» **Goal**:
Print the listing that follows, character for character.

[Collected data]
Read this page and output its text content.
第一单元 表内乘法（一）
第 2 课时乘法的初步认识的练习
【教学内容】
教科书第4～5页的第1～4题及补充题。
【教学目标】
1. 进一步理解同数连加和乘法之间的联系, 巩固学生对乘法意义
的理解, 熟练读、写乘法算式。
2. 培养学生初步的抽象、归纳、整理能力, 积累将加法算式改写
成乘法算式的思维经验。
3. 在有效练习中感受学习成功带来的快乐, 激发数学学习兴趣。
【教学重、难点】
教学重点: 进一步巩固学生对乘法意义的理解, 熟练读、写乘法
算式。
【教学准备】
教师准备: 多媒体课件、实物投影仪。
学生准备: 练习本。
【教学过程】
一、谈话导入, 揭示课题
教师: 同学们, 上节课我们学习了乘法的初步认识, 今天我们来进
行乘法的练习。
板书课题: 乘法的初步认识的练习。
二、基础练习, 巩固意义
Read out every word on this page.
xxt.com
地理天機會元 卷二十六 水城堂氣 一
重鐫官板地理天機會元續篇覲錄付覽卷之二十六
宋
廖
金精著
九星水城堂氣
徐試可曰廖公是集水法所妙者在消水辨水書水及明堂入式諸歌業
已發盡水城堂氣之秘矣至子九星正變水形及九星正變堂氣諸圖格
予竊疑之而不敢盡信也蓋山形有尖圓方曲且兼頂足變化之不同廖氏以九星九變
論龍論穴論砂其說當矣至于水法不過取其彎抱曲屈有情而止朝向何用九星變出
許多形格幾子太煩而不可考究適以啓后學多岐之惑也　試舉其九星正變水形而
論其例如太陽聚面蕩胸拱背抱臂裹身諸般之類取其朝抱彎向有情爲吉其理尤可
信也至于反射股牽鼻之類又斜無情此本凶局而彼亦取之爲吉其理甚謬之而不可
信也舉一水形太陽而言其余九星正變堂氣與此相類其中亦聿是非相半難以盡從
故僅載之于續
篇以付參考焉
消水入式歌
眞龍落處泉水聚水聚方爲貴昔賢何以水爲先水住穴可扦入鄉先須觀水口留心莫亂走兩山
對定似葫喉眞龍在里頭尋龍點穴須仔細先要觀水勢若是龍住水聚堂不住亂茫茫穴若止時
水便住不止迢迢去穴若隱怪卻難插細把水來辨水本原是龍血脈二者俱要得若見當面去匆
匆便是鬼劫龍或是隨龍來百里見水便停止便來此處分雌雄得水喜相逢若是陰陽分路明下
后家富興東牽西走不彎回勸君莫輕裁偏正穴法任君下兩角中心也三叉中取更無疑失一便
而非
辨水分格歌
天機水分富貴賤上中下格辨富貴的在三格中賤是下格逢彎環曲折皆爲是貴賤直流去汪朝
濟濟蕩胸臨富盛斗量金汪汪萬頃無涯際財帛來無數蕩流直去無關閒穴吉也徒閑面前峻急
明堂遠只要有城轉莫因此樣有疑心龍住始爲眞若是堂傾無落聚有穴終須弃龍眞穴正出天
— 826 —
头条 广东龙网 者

» **Output for this task**:
Read this page and output its text content.
第一单元 表内乘法（一）
第 2 课时乘法的初步认识的练习
【教学内容】
教科书第4～5页的第1～4题及补充题。
【教学目标】
1. 进一步理解同数连加和乘法之间的联系, 巩固学生对乘法意义
的理解, 熟练读、写乘法算式。
2. 培养学生初步的抽象、归纳、整理能力, 积累将加法算式改写
成乘法算式的思维经验。
3. 在有效练习中感受学习成功带来的快乐, 激发数学学习兴趣。
【教学重、难点】
教学重点: 进一步巩固学生对乘法意义的理解, 熟练读、写乘法
算式。
【教学准备】
教师准备: 多媒体课件、实物投影仪。
学生准备: 练习本。
【教学过程】
一、谈话导入, 揭示课题
教师: 同学们, 上节课我们学习了乘法的初步认识, 今天我们来进
行乘法的练习。
板书课题: 乘法的初步认识的练习。
二、基础练习, 巩固意义
Read out every word on this page.
xxt.com
地理天機會元 卷二十六 水城堂氣 一
重鐫官板地理天機會元續篇覲錄付覽卷之二十六
宋
廖
金精著
九星水城堂氣
徐試可曰廖公是集水法所妙者在消水辨水書水及明堂入式諸歌業
已發盡水城堂氣之秘矣至子九星正變水形及九星正變堂氣諸圖格
予竊疑之而不敢盡信也蓋山形有尖圓方曲且兼頂足變化之不同廖氏以九星九變
論龍論穴論砂其說當矣至于水法不過取其彎抱曲屈有情而止朝向何用九星變出
許多形格幾子太煩而不可考究適以啓后學多岐之惑也　試舉其九星正變水形而
論其例如太陽聚面蕩胸拱背抱臂裹身諸般之類取其朝抱彎向有情爲吉其理尤可
信也至于反射股牽鼻之類又斜無情此本凶局而彼亦取之爲吉其理甚謬之而不可
信也舉一水形太陽而言其余九星正變堂氣與此相類其中亦聿是非相半難以盡從
故僅載之于續
篇以付參考焉
消水入式歌
眞龍落處泉水聚水聚方爲貴昔賢何以水爲先水住穴可扦入鄉先須觀水口留心莫亂走兩山
對定似葫喉眞龍在里頭尋龍點穴須仔細先要觀水勢若是龍住水聚堂不住亂茫茫穴若止時
水便住不止迢迢去穴若隱怪卻難插細把水來辨水本原是龍血脈二者俱要得若見當面去匆
匆便是鬼劫龍或是隨龍來百里見水便停止便來此處分雌雄得水喜相逢若是陰陽分路明下
后家富興東牽西走不彎回勸君莫輕裁偏正穴法任君下兩角中心也三叉中取更無疑失一便
而非
辨水分格歌
天機水分富貴賤上中下格辨富貴的在三格中賤是下格逢彎環曲折皆爲是貴賤直流去汪朝
濟濟蕩胸臨富盛斗量金汪汪萬頃無涯際財帛來無數蕩流直去無關閒穴吉也徒閑面前峻急
明堂遠只要有城轉莫因此樣有疑心龍住始爲眞若是堂傾無落聚有穴終須弃龍眞穴正出天
— 826 —
头条 广东龙网 者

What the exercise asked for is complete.